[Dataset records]
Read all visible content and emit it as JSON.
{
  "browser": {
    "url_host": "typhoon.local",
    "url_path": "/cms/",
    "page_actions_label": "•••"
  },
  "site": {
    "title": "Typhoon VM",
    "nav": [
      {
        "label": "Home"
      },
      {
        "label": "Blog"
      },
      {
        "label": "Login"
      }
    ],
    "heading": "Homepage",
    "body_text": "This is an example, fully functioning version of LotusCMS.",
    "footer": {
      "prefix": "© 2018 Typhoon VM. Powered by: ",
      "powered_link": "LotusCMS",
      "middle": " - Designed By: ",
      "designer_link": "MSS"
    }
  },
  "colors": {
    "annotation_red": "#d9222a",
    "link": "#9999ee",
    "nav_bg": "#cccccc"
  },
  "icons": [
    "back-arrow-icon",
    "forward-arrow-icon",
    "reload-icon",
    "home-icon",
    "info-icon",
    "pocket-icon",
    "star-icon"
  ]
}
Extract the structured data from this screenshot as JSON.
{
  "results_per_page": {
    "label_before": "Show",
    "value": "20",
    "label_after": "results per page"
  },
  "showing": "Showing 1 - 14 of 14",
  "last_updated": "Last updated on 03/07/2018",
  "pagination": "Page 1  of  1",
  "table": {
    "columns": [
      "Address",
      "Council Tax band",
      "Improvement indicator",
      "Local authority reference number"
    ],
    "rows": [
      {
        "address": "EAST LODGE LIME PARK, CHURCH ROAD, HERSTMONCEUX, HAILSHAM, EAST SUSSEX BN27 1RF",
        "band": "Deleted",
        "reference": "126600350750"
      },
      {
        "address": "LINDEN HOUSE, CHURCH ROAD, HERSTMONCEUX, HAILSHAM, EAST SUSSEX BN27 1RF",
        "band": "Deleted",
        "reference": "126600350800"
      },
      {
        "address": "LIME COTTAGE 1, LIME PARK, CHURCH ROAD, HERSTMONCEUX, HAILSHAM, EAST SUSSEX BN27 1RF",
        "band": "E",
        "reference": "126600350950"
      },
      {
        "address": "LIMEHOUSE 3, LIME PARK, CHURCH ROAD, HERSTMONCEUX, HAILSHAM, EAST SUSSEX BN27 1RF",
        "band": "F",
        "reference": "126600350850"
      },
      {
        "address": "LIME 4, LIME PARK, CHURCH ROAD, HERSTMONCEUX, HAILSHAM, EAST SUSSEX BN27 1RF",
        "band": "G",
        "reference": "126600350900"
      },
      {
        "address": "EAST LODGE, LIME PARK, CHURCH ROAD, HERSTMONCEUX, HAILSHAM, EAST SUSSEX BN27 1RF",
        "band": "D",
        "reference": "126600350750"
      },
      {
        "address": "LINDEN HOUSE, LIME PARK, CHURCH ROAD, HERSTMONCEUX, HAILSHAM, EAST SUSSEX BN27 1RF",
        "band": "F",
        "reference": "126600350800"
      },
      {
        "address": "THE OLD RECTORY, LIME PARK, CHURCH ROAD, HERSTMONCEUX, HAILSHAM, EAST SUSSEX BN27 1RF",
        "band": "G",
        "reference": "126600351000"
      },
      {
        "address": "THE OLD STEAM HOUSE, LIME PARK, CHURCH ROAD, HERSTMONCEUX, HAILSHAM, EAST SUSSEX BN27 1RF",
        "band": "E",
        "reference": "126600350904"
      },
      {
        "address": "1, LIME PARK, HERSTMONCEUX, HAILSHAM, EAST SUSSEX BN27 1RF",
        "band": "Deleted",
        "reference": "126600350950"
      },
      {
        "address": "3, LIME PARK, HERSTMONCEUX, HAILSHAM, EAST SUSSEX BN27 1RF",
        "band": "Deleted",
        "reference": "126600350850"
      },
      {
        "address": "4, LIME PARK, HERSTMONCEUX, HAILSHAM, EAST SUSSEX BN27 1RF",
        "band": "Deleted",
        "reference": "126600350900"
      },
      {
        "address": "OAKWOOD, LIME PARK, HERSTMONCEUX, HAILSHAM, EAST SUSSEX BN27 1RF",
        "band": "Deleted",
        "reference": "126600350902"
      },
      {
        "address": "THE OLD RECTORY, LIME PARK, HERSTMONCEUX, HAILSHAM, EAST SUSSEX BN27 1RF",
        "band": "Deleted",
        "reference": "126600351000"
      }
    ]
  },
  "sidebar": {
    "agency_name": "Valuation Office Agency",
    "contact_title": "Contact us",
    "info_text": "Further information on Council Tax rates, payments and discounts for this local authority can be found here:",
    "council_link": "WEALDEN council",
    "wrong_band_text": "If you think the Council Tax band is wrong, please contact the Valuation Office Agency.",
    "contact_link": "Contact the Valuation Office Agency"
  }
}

---

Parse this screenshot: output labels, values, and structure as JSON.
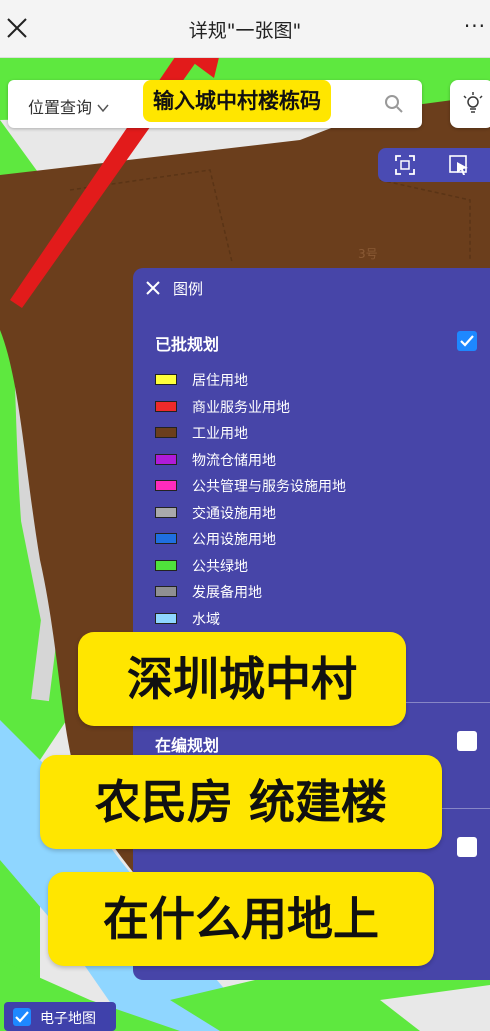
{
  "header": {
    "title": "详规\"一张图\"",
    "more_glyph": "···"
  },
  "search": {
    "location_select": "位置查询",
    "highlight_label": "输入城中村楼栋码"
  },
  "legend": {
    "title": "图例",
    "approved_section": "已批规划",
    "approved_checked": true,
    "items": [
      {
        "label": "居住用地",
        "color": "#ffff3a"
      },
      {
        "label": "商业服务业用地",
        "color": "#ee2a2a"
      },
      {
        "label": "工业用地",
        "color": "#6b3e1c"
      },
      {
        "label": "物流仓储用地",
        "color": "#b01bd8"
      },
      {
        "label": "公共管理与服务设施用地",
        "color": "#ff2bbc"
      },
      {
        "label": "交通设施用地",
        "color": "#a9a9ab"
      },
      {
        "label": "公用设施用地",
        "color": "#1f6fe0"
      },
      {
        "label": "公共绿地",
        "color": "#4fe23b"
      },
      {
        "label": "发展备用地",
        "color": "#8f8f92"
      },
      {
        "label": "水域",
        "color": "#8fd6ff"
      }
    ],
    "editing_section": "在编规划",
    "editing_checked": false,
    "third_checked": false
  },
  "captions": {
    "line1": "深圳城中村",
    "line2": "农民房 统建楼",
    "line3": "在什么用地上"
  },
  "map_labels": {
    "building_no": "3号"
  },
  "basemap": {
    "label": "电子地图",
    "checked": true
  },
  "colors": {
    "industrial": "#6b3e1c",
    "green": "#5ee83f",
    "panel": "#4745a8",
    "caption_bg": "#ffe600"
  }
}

* EXERCISE:
From the entries above, pull out each line that includes "CHURCH".

* COMPLETE ANSWER:
        "address": "EAST LODGE LIME PARK, CHURCH ROAD, HERSTMONCEUX, HAILSHAM, EAST SUSSEX BN27 1RF",
        "address": "LINDEN HOUSE, CHURCH ROAD, HERSTMONCEUX, HAILSHAM, EAST SUSSEX BN27 1RF",
        "address": "LIME COTTAGE 1, LIME PARK, CHURCH ROAD, HERSTMONCEUX, HAILSHAM, EAST SUSSEX BN27 1RF",
        "address": "LIMEHOUSE 3, LIME PARK, CHURCH ROAD, HERSTMONCEUX, HAILSHAM, EAST SUSSEX BN27 1RF",
        "address": "LIME 4, LIME PARK, CHURCH ROAD, HERSTMONCEUX, HAILSHAM, EAST SUSSEX BN27 1RF",
        "address": "EAST LODGE, LIME PARK, CHURCH ROAD, HERSTMONCEUX, HAILSHAM, EAST SUSSEX BN27 1RF",
        "address": "LINDEN HOUSE, LIME PARK, CHURCH ROAD, HERSTMONCEUX, HAILSHAM, EAST SUSSEX BN27 1RF",
        "address": "THE OLD RECTORY, LIME PARK, CHURCH ROAD, HERSTMONCEUX, HAILSHAM, EAST SUSSEX BN27 1RF",
        "address": "THE OLD STEAM HOUSE, LIME PARK, CHURCH ROAD, HERSTMONCEUX, HAILSHAM, EAST SUSSEX BN27 1RF",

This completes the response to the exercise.